- _Activity A_:
Answer each question from the pensions written answers below.
(i) What total cost does James Purnell give for consultants' pension reform work between 30 November 2005 and the end of August 2006?
(ii) What is the title of the Ombudsman's report named in the first question?
(iii) What fixed revaluation rate applies to individuals who ceased to be active members on or after 6 April 2002?
- _Activity B_:
Decide whether each statement agrees with the pensions written answers below. Answer yes or no, and quote the words of the text that settle it.
(i) The Pensions Commission's Second Report was published on 30 November 2005.
(ii) The revaluation rate for individuals who ceased to be active members between 6 April 1988 and 5 April 1993 is 8.5 per cent.
(iii) James Purnell answered the question on Ombudsman compensation costs by pointing to another written answer.

8 Nov 2006 : Column 1639W

Mr. Philip Hammond: To ask the Secretary of State for Work and Pensions if he will estimate the cost of compensation to those identified in the Ombudsman’s report “Trusting in the Pensions Promise” who have suffered diminutions in their pensions if Pension Protection Fund compensation rules were applied. [94506]

James Purnell: I refer the hon. member to the written answer given to the hon. member for Yeovill, (Mr. Laws).

Mr. Philip Hammond: To ask the Secretary of State for Work and Pensions what the total cost is to his Department of work related to pension reform that has been undertaken by consultants since the publication of the Pensions Commission’s Second Report on 30 November 2005. [90395]

James Purnell: The total cost of work related to pension reform, both research and consultancy, that has been undertaken by consultants for the Department for Work and Pensions between 30 November 2005 and the end of August 2006 is £2,686,741.

Mr. Philip Hammond: To ask the Secretary of State for Work and Pensions if he will estimate the number of deferred members of occupational pension schemes whose preserved pension entitlements include a guaranteed minimum pension element that is subject to fixed rate revaluation at (a) 8.5 per cent. for individuals who ceased to be active members between 6 April 1978 and 5 April 1988, (b) 7.5 per cent. for individuals who ceased to be active members between 6 April 1988 and 5 April 1993, (c) 7.0 per cent. for individuals who ceased to be active members between 6 April 1993 and 5 April 1997, (d) 6.25 per cent. for individuals who ceased to be active members between 6 April 1997 and 5 April 2002 and (e) 4.5 per cent. for individuals who ceased to be active members on or after 6 April 2002. [90398]

James Purnell: The information requested is in the following table.

- _Source data_:

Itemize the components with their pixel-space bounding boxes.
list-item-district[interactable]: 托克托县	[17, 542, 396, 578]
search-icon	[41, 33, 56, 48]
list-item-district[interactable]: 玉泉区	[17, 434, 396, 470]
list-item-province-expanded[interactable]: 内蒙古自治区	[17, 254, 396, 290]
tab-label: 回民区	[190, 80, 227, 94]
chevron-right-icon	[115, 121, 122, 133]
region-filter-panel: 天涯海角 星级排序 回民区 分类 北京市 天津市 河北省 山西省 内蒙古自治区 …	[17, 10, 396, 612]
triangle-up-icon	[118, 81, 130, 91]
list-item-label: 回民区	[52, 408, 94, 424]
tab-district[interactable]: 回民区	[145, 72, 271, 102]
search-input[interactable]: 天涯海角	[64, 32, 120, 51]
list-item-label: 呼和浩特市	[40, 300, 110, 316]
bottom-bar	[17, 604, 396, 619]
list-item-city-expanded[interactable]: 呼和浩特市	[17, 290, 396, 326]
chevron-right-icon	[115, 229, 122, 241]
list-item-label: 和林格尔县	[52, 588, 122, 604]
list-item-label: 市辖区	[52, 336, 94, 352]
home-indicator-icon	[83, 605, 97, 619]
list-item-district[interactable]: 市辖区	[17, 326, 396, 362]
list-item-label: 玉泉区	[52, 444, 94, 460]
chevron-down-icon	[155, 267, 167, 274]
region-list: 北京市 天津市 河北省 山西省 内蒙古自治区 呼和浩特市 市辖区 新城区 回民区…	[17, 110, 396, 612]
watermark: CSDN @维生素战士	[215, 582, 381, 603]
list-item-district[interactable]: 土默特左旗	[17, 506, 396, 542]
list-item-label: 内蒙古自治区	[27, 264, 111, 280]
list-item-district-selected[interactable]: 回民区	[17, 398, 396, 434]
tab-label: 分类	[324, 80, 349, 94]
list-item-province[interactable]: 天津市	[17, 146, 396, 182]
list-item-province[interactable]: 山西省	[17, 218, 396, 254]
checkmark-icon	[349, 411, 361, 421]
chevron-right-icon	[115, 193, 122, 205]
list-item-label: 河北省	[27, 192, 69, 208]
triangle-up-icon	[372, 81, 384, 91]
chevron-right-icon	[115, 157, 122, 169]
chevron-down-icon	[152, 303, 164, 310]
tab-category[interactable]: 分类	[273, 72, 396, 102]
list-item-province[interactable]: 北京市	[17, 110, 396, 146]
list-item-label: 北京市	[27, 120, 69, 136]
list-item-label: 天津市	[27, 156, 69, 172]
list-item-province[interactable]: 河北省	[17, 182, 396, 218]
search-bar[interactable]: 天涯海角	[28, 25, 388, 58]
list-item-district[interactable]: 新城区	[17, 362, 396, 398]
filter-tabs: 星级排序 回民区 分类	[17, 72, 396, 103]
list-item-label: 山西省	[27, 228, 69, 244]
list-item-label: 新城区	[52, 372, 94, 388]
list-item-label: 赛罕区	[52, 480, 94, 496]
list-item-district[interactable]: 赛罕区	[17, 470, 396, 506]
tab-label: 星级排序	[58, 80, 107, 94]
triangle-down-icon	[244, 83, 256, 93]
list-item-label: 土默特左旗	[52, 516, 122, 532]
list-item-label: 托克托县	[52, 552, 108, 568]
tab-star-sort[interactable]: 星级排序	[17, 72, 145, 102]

- _Exercise solution A_:
(i) £2,686,741
(ii) "Trusting in the Pensions Promise"
(iii) 4.5 per cent.

- _Exercise solution B_:
(i) Yes: "since the publication of the Pensions Commission’s Second Report on 30 November 2005"
(ii) No: "(b) 7.5 per cent. for individuals who ceased to be active members between 6 April 1988 and 5 April 1993"
(iii) Yes: "I refer the hon. member to the written answer given to the hon. member for Yeovill, (Mr. Laws)."